(Items from a data source)
+ + + + + + +
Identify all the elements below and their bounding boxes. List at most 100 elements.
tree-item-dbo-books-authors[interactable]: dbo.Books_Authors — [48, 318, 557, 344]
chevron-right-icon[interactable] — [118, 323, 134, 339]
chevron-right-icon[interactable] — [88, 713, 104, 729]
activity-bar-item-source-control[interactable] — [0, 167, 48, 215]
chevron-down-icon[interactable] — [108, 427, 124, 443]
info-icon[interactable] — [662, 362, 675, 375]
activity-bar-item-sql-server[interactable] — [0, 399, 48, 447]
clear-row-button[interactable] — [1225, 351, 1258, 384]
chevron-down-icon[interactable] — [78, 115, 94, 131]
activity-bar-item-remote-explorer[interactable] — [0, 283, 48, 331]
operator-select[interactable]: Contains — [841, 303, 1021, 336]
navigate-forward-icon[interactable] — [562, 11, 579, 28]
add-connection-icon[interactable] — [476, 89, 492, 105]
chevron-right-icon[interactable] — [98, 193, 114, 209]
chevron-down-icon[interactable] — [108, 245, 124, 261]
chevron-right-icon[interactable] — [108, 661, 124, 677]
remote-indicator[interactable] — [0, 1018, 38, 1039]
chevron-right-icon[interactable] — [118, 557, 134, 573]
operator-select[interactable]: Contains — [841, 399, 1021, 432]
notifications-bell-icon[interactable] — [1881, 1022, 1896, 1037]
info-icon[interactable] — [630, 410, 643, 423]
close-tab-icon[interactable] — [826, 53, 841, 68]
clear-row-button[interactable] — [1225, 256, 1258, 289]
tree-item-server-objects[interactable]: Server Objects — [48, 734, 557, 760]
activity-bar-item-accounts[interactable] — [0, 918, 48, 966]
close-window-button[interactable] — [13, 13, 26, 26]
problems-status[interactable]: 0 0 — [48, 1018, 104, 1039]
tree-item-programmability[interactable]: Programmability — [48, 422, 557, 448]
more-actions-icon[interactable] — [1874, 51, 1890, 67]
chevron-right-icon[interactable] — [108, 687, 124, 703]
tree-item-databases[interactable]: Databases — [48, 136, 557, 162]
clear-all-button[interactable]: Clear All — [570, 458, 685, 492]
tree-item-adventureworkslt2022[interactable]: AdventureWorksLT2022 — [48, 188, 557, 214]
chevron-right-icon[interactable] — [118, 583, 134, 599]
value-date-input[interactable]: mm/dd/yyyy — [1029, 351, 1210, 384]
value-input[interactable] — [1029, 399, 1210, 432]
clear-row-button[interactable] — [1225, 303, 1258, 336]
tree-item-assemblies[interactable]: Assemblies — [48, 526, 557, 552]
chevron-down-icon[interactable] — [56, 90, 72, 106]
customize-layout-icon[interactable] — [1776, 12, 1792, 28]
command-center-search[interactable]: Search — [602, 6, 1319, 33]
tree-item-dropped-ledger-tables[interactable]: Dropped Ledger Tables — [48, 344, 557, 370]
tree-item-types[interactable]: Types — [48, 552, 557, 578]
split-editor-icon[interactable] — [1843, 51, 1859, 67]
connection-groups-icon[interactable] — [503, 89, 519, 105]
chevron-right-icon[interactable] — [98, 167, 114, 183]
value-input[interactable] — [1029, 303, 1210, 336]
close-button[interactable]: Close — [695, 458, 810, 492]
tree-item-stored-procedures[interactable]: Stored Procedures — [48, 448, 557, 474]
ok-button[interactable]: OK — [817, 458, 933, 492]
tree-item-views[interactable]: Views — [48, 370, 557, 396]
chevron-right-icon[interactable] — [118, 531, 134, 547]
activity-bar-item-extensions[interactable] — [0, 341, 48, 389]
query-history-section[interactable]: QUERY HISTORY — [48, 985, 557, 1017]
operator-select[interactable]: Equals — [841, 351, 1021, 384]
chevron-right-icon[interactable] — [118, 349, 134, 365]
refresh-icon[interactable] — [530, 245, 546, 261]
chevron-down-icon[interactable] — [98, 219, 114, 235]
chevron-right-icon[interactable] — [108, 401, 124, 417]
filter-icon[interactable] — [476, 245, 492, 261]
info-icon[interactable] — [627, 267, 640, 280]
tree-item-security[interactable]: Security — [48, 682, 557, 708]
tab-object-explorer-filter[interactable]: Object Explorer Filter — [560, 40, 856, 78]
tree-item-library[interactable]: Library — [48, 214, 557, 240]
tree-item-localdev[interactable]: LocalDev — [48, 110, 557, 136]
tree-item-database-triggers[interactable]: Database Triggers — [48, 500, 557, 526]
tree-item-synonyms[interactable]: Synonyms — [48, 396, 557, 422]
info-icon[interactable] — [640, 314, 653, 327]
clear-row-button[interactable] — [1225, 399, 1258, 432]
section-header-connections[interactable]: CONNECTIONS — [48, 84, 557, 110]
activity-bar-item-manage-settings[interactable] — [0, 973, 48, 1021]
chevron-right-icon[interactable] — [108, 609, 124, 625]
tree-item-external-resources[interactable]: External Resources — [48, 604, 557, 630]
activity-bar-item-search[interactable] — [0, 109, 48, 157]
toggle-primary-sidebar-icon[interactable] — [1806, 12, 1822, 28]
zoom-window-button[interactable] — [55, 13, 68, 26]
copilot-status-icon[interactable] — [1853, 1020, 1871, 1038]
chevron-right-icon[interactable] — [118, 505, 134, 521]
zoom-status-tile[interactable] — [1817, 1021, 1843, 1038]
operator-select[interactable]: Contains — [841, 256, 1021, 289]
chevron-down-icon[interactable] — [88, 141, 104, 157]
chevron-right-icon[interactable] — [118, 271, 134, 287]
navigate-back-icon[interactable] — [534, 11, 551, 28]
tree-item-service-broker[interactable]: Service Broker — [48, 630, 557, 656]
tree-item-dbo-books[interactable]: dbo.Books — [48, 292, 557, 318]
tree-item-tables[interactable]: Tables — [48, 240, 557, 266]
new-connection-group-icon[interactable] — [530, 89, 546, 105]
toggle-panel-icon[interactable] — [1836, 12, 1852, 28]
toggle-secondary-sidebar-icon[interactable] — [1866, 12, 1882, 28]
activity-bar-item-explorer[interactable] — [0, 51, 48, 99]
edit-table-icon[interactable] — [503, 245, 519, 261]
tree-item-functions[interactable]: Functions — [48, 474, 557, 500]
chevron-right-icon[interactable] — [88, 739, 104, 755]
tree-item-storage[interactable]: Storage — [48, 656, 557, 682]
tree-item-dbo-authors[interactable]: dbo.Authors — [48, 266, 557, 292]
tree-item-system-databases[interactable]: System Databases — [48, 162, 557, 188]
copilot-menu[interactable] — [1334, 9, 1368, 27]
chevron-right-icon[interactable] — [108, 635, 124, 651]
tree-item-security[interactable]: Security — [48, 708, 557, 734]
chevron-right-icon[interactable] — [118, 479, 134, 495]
+ + + + + + +
Return every one of the lines in the rows above verbatim, with no changes.

Identify all the elements below and their bounding boxes. List at most 100 elements.
tree-item-dbo-books-authors[interactable]: dbo.Books_Authors — [48, 318, 557, 344]
chevron-right-icon[interactable] — [118, 323, 134, 339]
chevron-right-icon[interactable] — [88, 713, 104, 729]
activity-bar-item-source-control[interactable] — [0, 167, 48, 215]
chevron-down-icon[interactable] — [108, 427, 124, 443]
info-icon[interactable] — [662, 362, 675, 375]
activity-bar-item-sql-server[interactable] — [0, 399, 48, 447]
clear-row-button[interactable] — [1225, 351, 1258, 384]
chevron-down-icon[interactable] — [78, 115, 94, 131]
activity-bar-item-remote-explorer[interactable] — [0, 283, 48, 331]
operator-select[interactable]: Contains — [841, 303, 1021, 336]
navigate-forward-icon[interactable] — [562, 11, 579, 28]
add-connection-icon[interactable] — [476, 89, 492, 105]
chevron-right-icon[interactable] — [98, 193, 114, 209]
chevron-down-icon[interactable] — [108, 245, 124, 261]
chevron-right-icon[interactable] — [108, 661, 124, 677]
remote-indicator[interactable] — [0, 1018, 38, 1039]
chevron-right-icon[interactable] — [118, 557, 134, 573]
operator-select[interactable]: Contains — [841, 399, 1021, 432]
notifications-bell-icon[interactable] — [1881, 1022, 1896, 1037]
info-icon[interactable] — [630, 410, 643, 423]
close-tab-icon[interactable] — [826, 53, 841, 68]
clear-row-button[interactable] — [1225, 256, 1258, 289]
tree-item-server-objects[interactable]: Server Objects — [48, 734, 557, 760]
activity-bar-item-accounts[interactable] — [0, 918, 48, 966]
close-window-button[interactable] — [13, 13, 26, 26]
problems-status[interactable]: 0 0 — [48, 1018, 104, 1039]
tree-item-programmability[interactable]: Programmability — [48, 422, 557, 448]
more-actions-icon[interactable] — [1874, 51, 1890, 67]
chevron-right-icon[interactable] — [108, 687, 124, 703]
tree-item-databases[interactable]: Databases — [48, 136, 557, 162]
clear-all-button[interactable]: Clear All — [570, 458, 685, 492]
tree-item-adventureworkslt2022[interactable]: AdventureWorksLT2022 — [48, 188, 557, 214]
chevron-right-icon[interactable] — [118, 583, 134, 599]
value-date-input[interactable]: mm/dd/yyyy — [1029, 351, 1210, 384]
value-input[interactable] — [1029, 399, 1210, 432]
clear-row-button[interactable] — [1225, 303, 1258, 336]
tree-item-assemblies[interactable]: Assemblies — [48, 526, 557, 552]
chevron-down-icon[interactable] — [56, 90, 72, 106]
customize-layout-icon[interactable] — [1776, 12, 1792, 28]
command-center-search[interactable]: Search — [602, 6, 1319, 33]
tree-item-dropped-ledger-tables[interactable]: Dropped Ledger Tables — [48, 344, 557, 370]
tree-item-types[interactable]: Types — [48, 552, 557, 578]
split-editor-icon[interactable] — [1843, 51, 1859, 67]
connection-groups-icon[interactable] — [503, 89, 519, 105]
chevron-right-icon[interactable] — [98, 167, 114, 183]
value-input[interactable] — [1029, 303, 1210, 336]
close-button[interactable]: Close — [695, 458, 810, 492]
tree-item-stored-procedures[interactable]: Stored Procedures — [48, 448, 557, 474]
ok-button[interactable]: OK — [817, 458, 933, 492]
tree-item-views[interactable]: Views — [48, 370, 557, 396]
chevron-right-icon[interactable] — [118, 531, 134, 547]
activity-bar-item-extensions[interactable] — [0, 341, 48, 389]
query-history-section[interactable]: QUERY HISTORY — [48, 985, 557, 1017]
operator-select[interactable]: Equals — [841, 351, 1021, 384]
chevron-right-icon[interactable] — [118, 349, 134, 365]
refresh-icon[interactable] — [530, 245, 546, 261]
chevron-down-icon[interactable] — [98, 219, 114, 235]
chevron-right-icon[interactable] — [108, 401, 124, 417]
filter-icon[interactable] — [476, 245, 492, 261]
info-icon[interactable] — [627, 267, 640, 280]
tree-item-security[interactable]: Security — [48, 682, 557, 708]
tab-object-explorer-filter[interactable]: Object Explorer Filter — [560, 40, 856, 78]
tree-item-library[interactable]: Library — [48, 214, 557, 240]
tree-item-localdev[interactable]: LocalDev — [48, 110, 557, 136]
tree-item-database-triggers[interactable]: Database Triggers — [48, 500, 557, 526]
tree-item-synonyms[interactable]: Synonyms — [48, 396, 557, 422]
info-icon[interactable] — [640, 314, 653, 327]
clear-row-button[interactable] — [1225, 399, 1258, 432]
section-header-connections[interactable]: CONNECTIONS — [48, 84, 557, 110]
activity-bar-item-manage-settings[interactable] — [0, 973, 48, 1021]
chevron-right-icon[interactable] — [108, 609, 124, 625]
tree-item-external-resources[interactable]: External Resources — [48, 604, 557, 630]
activity-bar-item-search[interactable] — [0, 109, 48, 157]
toggle-primary-sidebar-icon[interactable] — [1806, 12, 1822, 28]
zoom-window-button[interactable] — [55, 13, 68, 26]
copilot-status-icon[interactable] — [1853, 1020, 1871, 1038]
chevron-right-icon[interactable] — [118, 505, 134, 521]
zoom-status-tile[interactable] — [1817, 1021, 1843, 1038]
operator-select[interactable]: Contains — [841, 256, 1021, 289]
chevron-down-icon[interactable] — [88, 141, 104, 157]
chevron-right-icon[interactable] — [118, 271, 134, 287]
navigate-back-icon[interactable] — [534, 11, 551, 28]
tree-item-service-broker[interactable]: Service Broker — [48, 630, 557, 656]
tree-item-dbo-books[interactable]: dbo.Books — [48, 292, 557, 318]
tree-item-tables[interactable]: Tables — [48, 240, 557, 266]
new-connection-group-icon[interactable] — [530, 89, 546, 105]
toggle-panel-icon[interactable] — [1836, 12, 1852, 28]
toggle-secondary-sidebar-icon[interactable] — [1866, 12, 1882, 28]
activity-bar-item-explorer[interactable] — [0, 51, 48, 99]
edit-table-icon[interactable] — [503, 245, 519, 261]
tree-item-functions[interactable]: Functions — [48, 474, 557, 500]
chevron-right-icon[interactable] — [88, 739, 104, 755]
tree-item-storage[interactable]: Storage — [48, 656, 557, 682]
tree-item-dbo-authors[interactable]: dbo.Authors — [48, 266, 557, 292]
tree-item-system-databases[interactable]: System Databases — [48, 162, 557, 188]
copilot-menu[interactable] — [1334, 9, 1368, 27]
chevron-right-icon[interactable] — [108, 635, 124, 651]
tree-item-security[interactable]: Security — [48, 708, 557, 734]
chevron-right-icon[interactable] — [118, 479, 134, 495]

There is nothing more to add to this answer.